● Exercise description:
Starting with the line that contains "Serialize everything readable", return every line through the end of the listing below exactly as written. Omit the pictures.

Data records
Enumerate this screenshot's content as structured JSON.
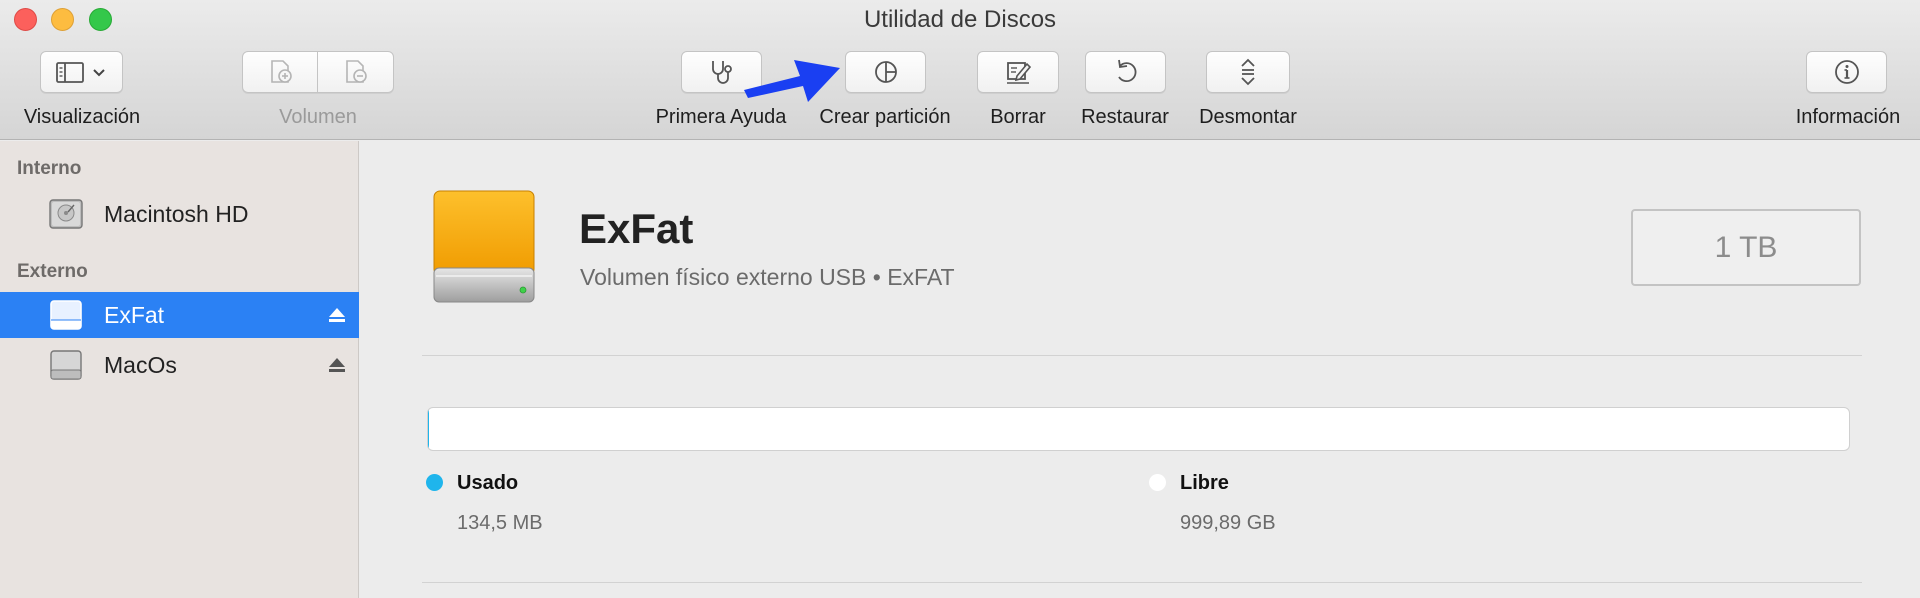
{
  "window": {
    "title": "Utilidad de Discos"
  },
  "toolbar": {
    "view_label": "Visualización",
    "volume_label": "Volumen",
    "first_aid_label": "Primera Ayuda",
    "partition_label": "Crear partición",
    "erase_label": "Borrar",
    "restore_label": "Restaurar",
    "unmount_label": "Desmontar",
    "info_label": "Información"
  },
  "sidebar": {
    "sections": [
      {
        "header": "Interno",
        "items": [
          {
            "label": "Macintosh HD",
            "selected": false,
            "ejectable": false
          }
        ]
      },
      {
        "header": "Externo",
        "items": [
          {
            "label": "ExFat",
            "selected": true,
            "ejectable": true
          },
          {
            "label": "MacOs",
            "selected": false,
            "ejectable": true
          }
        ]
      }
    ]
  },
  "volume": {
    "name": "ExFat",
    "description": "Volumen físico externo USB • ExFAT",
    "capacity": "1 TB",
    "used_fraction": 0.000135,
    "used": {
      "label": "Usado",
      "value": "134,5 MB",
      "color": "#1fb5ec"
    },
    "free": {
      "label": "Libre",
      "value": "999,89 GB",
      "color": "#ffffff"
    }
  },
  "colors": {
    "selection": "#2b81f4",
    "annotation_arrow": "#1a3ff2"
  },
  "icons": {
    "view": "sidebar-toggle-icon",
    "first_aid": "stethoscope-icon",
    "partition": "pie-chart-icon",
    "erase": "eraser-pencil-icon",
    "restore": "restore-arrow-icon",
    "unmount": "unmount-arrows-icon",
    "info": "info-icon"
  }
}
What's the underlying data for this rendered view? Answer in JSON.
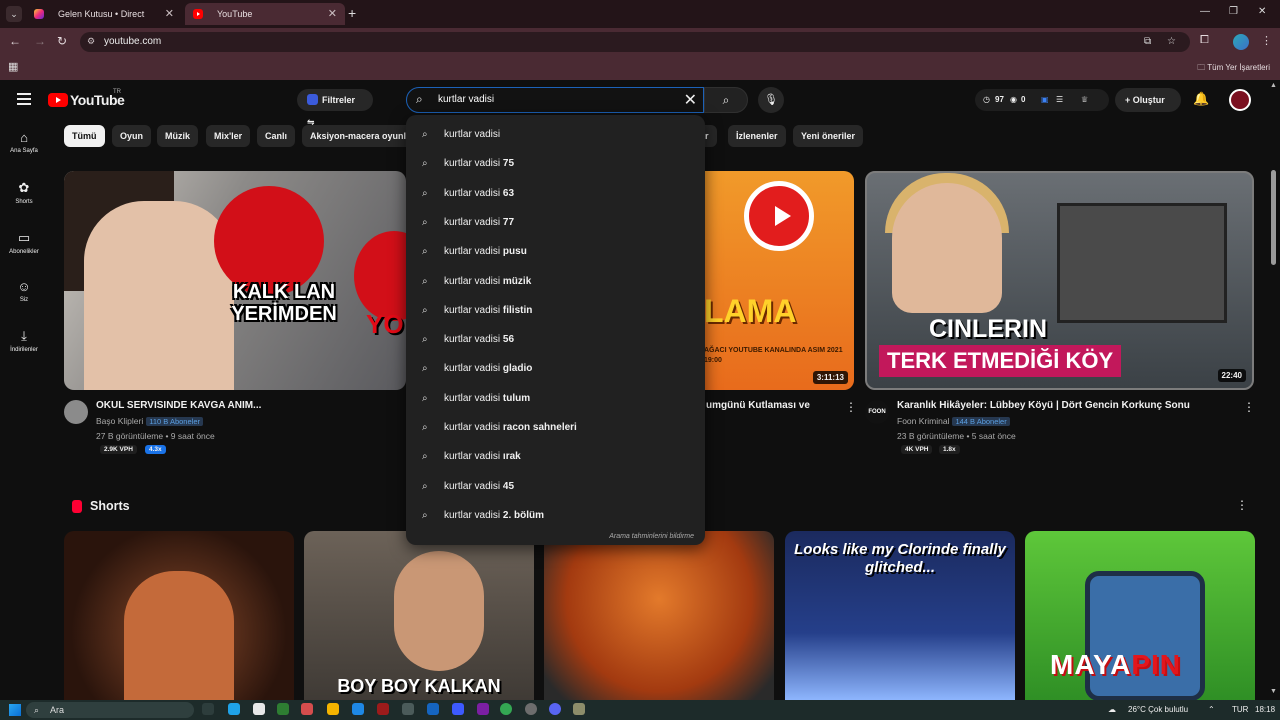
{
  "browser": {
    "tabs": [
      {
        "title": "Gelen Kutusu • Direct",
        "active": false
      },
      {
        "title": "YouTube",
        "active": true
      }
    ],
    "url": "youtube.com",
    "bookmarks_label": "Tüm Yer İşaretleri"
  },
  "youtube": {
    "logo_text": "YouTube",
    "country_code": "TR",
    "filters_label": "Filtreler",
    "search_query": "kurtlar vadisi",
    "ext_stats": {
      "views": "97",
      "eye": "0"
    },
    "create_label": "Oluştur",
    "sidebar": [
      {
        "label": "Ana Sayfa",
        "icon": "home-icon"
      },
      {
        "label": "Shorts",
        "icon": "shorts-icon"
      },
      {
        "label": "Abonelikler",
        "icon": "subscriptions-icon"
      },
      {
        "label": "Siz",
        "icon": "you-icon"
      },
      {
        "label": "İndirilenler",
        "icon": "download-icon"
      }
    ],
    "chips": [
      "Tümü",
      "Oyun",
      "Müzik",
      "Mix'ler",
      "Canlı",
      "Aksiyon-macera oyunları",
      "er",
      "İzlenenler",
      "Yeni öneriler"
    ],
    "videos": [
      {
        "thumb_text": "KALK LAN YERİMDEN",
        "thumb_text2": "YO",
        "title": "OKUL SERVISINDE KAVGA ANIM...",
        "channel": "Başo Klipleri",
        "subs": "110 B Aboneler",
        "stats": "27 B görüntüleme • 9 saat önce",
        "vph": "2.9K VPH",
        "ratio": "4.3x"
      },
      {
        "thumb_text": "LAMA",
        "thumb_sub": "AĞACI YOUTUBE KANALINDA ASIM 2021 19:00",
        "duration": "3:11:13",
        "title": "umgünü Kutlaması ve"
      },
      {
        "thumb_line1": "CINLERIN",
        "thumb_line2": "TERK ETMEDİĞİ KÖY",
        "duration": "22:40",
        "title": "Karanlık Hikâyeler: Lübbey Köyü | Dört Gencin Korkunç Sonu",
        "channel": "Foon Kriminal",
        "channel_logo": "FOON",
        "subs": "144 B Aboneler",
        "stats": "23 B görüntüleme • 5 saat önce",
        "vph": "4K VPH",
        "ratio": "1.8x"
      }
    ],
    "shorts_title": "Shorts",
    "shorts": [
      {
        "caption": ""
      },
      {
        "caption": "BOY BOY KALKAN"
      },
      {
        "caption": ""
      },
      {
        "caption": "Looks like my Clorinde finally glitched..."
      },
      {
        "caption": "",
        "watermark_a": "MAYA",
        "watermark_b": "PIN"
      }
    ],
    "suggestions": [
      {
        "prefix": "kurtlar vadisi",
        "suffix": ""
      },
      {
        "prefix": "kurtlar vadisi",
        "suffix": " 75"
      },
      {
        "prefix": "kurtlar vadisi",
        "suffix": " 63"
      },
      {
        "prefix": "kurtlar vadisi",
        "suffix": " 77"
      },
      {
        "prefix": "kurtlar vadisi",
        "suffix": " pusu"
      },
      {
        "prefix": "kurtlar vadisi",
        "suffix": " müzik"
      },
      {
        "prefix": "kurtlar vadisi",
        "suffix": " filistin"
      },
      {
        "prefix": "kurtlar vadisi",
        "suffix": " 56"
      },
      {
        "prefix": "kurtlar vadisi",
        "suffix": " gladio"
      },
      {
        "prefix": "kurtlar vadisi",
        "suffix": " tulum"
      },
      {
        "prefix": "kurtlar vadisi",
        "suffix": " racon sahneleri"
      },
      {
        "prefix": "kurtlar vadisi",
        "suffix": " ırak"
      },
      {
        "prefix": "kurtlar vadisi",
        "suffix": " 45"
      },
      {
        "prefix": "kurtlar vadisi",
        "suffix": " 2. bölüm"
      }
    ],
    "report_label": "Arama tahminlerini bildirme"
  },
  "taskbar": {
    "search_label": "Ara",
    "weather": "26°C  Çok bulutlu",
    "lang": "TUR",
    "time": "18:18"
  },
  "colors": {
    "tabstrip": "#231418",
    "toolbar": "#4a2a33",
    "yt_bg": "#0f0f0f",
    "yt_red": "#ff0000",
    "search_focus": "#1c62b9"
  }
}
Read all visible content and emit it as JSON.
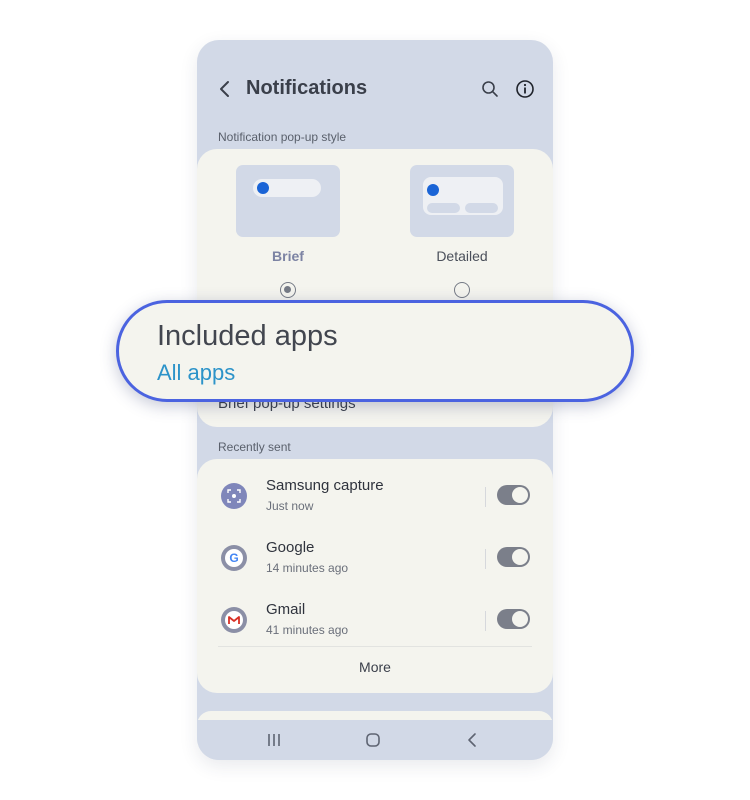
{
  "header": {
    "title": "Notifications"
  },
  "popup_style": {
    "section_label": "Notification pop-up style",
    "options": [
      {
        "label": "Brief",
        "selected": true
      },
      {
        "label": "Detailed",
        "selected": false
      }
    ],
    "brief_settings_label": "Brief pop-up settings"
  },
  "callout": {
    "title": "Included apps",
    "value": "All apps"
  },
  "recently_sent": {
    "section_label": "Recently sent",
    "apps": [
      {
        "name": "Samsung capture",
        "time": "Just now",
        "icon": "samsung-capture-icon",
        "enabled": true
      },
      {
        "name": "Google",
        "time": "14 minutes ago",
        "icon": "google-icon",
        "enabled": true
      },
      {
        "name": "Gmail",
        "time": "41 minutes ago",
        "icon": "gmail-icon",
        "enabled": true
      }
    ],
    "more_label": "More"
  },
  "colors": {
    "phone_bg": "#d2d9e7",
    "card_bg": "#f4f4ee",
    "accent_blue": "#1a64d6",
    "callout_border": "#4b63e0",
    "callout_value": "#2c93c9"
  }
}
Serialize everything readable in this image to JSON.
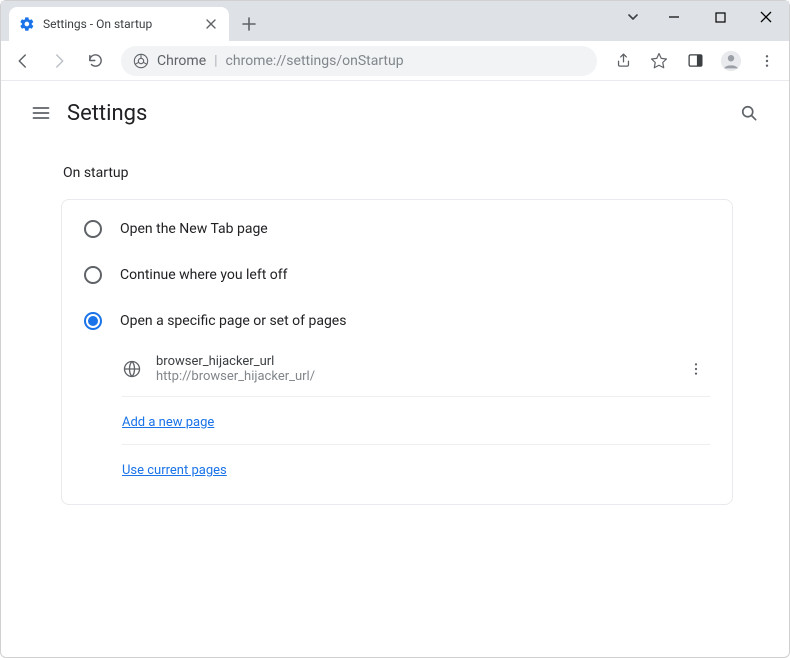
{
  "tab": {
    "title": "Settings - On startup"
  },
  "omnibox": {
    "prefix": "Chrome",
    "url": "chrome://settings/onStartup"
  },
  "header": {
    "title": "Settings"
  },
  "section": {
    "heading": "On startup",
    "options": [
      {
        "label": "Open the New Tab page"
      },
      {
        "label": "Continue where you left off"
      },
      {
        "label": "Open a specific page or set of pages"
      }
    ],
    "selected_index": 2,
    "pages": [
      {
        "name": "browser_hijacker_url",
        "url": "http://browser_hijacker_url/"
      }
    ],
    "links": {
      "add_page": "Add a new page",
      "use_current": "Use current pages"
    }
  }
}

● The response:
Serialize everything readable in this image to JSON.
{
  "tab": {
    "title": "Settings - On startup"
  },
  "omnibox": {
    "prefix": "Chrome",
    "url": "chrome://settings/onStartup"
  },
  "header": {
    "title": "Settings"
  },
  "section": {
    "heading": "On startup",
    "options": [
      {
        "label": "Open the New Tab page"
      },
      {
        "label": "Continue where you left off"
      },
      {
        "label": "Open a specific page or set of pages"
      }
    ],
    "selected_index": 2,
    "pages": [
      {
        "name": "browser_hijacker_url",
        "url": "http://browser_hijacker_url/"
      }
    ],
    "links": {
      "add_page": "Add a new page",
      "use_current": "Use current pages"
    }
  }
}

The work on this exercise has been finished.